Data entries
──────────────────────────────
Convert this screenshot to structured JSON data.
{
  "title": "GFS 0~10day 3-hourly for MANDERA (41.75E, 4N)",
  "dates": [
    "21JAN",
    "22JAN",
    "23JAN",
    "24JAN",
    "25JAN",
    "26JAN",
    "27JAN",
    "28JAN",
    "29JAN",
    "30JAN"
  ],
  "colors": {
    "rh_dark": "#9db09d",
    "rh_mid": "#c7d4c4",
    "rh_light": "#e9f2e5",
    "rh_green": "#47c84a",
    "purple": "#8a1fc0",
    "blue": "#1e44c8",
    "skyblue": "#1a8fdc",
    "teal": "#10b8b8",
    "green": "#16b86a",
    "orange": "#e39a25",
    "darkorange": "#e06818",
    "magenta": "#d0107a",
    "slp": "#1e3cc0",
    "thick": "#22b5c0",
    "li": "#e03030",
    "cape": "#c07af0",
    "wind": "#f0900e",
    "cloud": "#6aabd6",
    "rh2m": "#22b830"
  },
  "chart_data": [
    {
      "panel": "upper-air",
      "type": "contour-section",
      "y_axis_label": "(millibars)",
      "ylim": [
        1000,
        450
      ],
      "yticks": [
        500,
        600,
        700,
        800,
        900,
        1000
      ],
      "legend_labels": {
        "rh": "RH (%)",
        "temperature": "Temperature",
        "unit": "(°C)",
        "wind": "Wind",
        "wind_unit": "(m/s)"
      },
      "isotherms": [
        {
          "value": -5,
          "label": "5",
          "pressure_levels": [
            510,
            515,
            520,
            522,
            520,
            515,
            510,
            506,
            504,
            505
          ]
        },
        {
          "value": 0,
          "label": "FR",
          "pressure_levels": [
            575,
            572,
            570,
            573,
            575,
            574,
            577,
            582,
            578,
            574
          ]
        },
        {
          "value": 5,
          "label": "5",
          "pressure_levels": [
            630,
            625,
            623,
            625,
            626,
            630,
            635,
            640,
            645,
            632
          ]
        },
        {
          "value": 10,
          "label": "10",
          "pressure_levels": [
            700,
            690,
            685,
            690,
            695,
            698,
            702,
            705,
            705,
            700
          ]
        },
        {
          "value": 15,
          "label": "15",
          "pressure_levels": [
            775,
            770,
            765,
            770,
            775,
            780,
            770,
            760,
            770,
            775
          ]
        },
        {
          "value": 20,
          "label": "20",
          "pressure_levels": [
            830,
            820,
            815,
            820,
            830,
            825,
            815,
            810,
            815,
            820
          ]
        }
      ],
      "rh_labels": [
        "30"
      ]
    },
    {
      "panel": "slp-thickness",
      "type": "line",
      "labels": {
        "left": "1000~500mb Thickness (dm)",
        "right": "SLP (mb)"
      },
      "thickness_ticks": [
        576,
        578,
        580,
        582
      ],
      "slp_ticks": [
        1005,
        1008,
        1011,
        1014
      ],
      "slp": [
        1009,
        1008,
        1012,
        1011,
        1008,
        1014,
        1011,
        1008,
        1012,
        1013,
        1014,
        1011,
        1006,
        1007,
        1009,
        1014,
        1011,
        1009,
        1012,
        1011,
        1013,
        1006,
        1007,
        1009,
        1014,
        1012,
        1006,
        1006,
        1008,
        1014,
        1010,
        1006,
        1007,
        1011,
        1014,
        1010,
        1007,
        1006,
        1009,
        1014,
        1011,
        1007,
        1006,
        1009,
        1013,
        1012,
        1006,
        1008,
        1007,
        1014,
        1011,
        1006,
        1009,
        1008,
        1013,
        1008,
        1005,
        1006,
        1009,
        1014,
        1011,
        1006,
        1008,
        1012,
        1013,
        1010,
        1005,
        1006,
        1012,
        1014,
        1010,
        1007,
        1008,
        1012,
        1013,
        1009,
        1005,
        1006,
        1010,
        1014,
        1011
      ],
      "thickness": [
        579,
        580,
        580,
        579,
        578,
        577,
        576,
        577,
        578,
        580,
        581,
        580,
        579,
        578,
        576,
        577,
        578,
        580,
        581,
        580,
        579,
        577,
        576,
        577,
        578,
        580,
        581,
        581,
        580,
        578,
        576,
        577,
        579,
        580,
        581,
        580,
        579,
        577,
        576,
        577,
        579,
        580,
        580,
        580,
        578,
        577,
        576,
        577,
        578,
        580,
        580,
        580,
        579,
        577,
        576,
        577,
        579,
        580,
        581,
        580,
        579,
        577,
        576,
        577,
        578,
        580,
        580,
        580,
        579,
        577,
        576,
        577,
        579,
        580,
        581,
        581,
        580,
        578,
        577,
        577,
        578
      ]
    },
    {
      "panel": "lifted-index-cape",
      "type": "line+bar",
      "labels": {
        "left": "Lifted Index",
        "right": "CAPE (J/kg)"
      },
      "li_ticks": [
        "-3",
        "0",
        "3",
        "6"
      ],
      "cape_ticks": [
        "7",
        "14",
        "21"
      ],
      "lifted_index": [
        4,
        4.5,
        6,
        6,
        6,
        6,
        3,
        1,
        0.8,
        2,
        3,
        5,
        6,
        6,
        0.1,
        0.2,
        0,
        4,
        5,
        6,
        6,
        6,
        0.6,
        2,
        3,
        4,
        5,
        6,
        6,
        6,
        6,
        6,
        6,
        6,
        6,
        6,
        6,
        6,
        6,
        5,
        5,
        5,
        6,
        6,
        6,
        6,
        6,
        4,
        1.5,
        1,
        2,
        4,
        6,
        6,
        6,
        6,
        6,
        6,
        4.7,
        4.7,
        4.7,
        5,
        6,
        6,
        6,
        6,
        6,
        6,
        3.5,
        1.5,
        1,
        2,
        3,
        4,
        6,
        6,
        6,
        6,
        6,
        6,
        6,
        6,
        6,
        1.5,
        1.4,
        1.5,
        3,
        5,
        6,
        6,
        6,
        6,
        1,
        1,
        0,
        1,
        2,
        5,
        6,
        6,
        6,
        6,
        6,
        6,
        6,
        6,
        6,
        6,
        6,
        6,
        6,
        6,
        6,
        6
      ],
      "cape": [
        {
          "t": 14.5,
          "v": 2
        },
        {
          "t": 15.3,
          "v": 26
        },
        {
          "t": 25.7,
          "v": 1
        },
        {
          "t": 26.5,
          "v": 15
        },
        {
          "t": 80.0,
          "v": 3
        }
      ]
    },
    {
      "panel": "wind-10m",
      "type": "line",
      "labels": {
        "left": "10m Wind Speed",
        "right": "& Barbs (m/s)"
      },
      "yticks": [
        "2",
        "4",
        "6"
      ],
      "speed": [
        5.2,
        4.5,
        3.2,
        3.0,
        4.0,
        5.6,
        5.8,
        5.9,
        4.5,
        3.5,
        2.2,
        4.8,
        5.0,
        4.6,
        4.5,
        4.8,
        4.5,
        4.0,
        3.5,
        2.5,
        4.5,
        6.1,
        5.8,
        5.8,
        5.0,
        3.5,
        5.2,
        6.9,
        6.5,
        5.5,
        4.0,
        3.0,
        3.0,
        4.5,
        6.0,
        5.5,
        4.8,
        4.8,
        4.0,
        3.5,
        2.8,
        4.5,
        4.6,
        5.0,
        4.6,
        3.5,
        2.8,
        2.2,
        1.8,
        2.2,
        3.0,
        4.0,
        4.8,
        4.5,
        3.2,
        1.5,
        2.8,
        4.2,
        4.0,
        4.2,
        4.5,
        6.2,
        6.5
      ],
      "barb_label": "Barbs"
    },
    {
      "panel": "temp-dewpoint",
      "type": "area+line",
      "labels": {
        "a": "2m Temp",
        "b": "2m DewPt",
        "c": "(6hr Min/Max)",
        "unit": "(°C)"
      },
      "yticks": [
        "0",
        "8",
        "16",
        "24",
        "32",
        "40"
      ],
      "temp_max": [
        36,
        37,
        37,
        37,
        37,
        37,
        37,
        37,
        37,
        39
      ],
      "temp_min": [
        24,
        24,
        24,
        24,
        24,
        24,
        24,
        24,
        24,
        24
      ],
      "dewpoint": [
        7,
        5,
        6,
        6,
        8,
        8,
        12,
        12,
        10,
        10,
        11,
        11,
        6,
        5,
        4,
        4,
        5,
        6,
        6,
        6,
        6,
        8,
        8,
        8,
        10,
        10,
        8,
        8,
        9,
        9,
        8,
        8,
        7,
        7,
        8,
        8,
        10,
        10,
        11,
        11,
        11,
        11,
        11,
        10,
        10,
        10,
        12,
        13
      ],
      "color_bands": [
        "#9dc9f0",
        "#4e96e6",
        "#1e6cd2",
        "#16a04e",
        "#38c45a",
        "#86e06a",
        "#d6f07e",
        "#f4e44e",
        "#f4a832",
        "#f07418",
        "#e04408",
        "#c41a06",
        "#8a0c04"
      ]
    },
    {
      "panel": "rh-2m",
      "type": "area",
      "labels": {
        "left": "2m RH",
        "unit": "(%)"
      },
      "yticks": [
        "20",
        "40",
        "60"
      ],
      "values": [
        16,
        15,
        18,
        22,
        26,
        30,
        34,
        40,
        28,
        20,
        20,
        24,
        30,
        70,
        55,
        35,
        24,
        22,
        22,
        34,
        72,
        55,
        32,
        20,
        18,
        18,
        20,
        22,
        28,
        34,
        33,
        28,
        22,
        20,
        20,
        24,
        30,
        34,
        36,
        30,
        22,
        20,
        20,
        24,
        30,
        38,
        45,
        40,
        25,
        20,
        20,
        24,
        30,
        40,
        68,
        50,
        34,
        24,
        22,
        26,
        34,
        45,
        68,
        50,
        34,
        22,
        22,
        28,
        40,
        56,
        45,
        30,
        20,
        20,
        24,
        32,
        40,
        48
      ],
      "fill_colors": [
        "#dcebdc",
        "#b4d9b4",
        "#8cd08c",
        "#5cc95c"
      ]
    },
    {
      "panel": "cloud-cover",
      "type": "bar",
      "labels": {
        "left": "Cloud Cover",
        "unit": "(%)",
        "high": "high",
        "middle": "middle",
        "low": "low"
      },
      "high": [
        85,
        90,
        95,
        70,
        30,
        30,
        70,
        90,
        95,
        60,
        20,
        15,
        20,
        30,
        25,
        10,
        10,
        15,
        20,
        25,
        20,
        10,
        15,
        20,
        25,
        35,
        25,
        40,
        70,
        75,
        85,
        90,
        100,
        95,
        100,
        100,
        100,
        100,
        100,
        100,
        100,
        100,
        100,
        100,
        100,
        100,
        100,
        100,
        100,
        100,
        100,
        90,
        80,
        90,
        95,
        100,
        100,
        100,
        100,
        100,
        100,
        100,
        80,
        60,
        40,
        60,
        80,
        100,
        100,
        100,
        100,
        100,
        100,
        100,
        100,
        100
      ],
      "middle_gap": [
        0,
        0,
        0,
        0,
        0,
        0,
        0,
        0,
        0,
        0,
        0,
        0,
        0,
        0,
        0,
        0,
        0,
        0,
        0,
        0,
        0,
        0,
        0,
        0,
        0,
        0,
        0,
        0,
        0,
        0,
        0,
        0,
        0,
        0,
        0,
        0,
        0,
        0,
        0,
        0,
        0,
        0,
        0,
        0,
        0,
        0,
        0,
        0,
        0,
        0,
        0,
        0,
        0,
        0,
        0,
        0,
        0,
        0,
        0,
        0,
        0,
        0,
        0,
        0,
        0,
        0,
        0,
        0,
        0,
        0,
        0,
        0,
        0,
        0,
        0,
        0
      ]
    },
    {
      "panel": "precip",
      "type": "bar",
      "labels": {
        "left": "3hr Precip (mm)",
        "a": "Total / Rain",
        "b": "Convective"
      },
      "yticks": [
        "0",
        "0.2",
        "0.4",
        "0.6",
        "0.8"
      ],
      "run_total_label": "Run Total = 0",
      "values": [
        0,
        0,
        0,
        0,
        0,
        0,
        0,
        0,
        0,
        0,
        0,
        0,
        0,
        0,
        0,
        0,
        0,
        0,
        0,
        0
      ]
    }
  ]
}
──────────────────────────────
* [Required work]
Across the entries above, how many lines contain "panel"? Provide only the count.

* [Final result]
8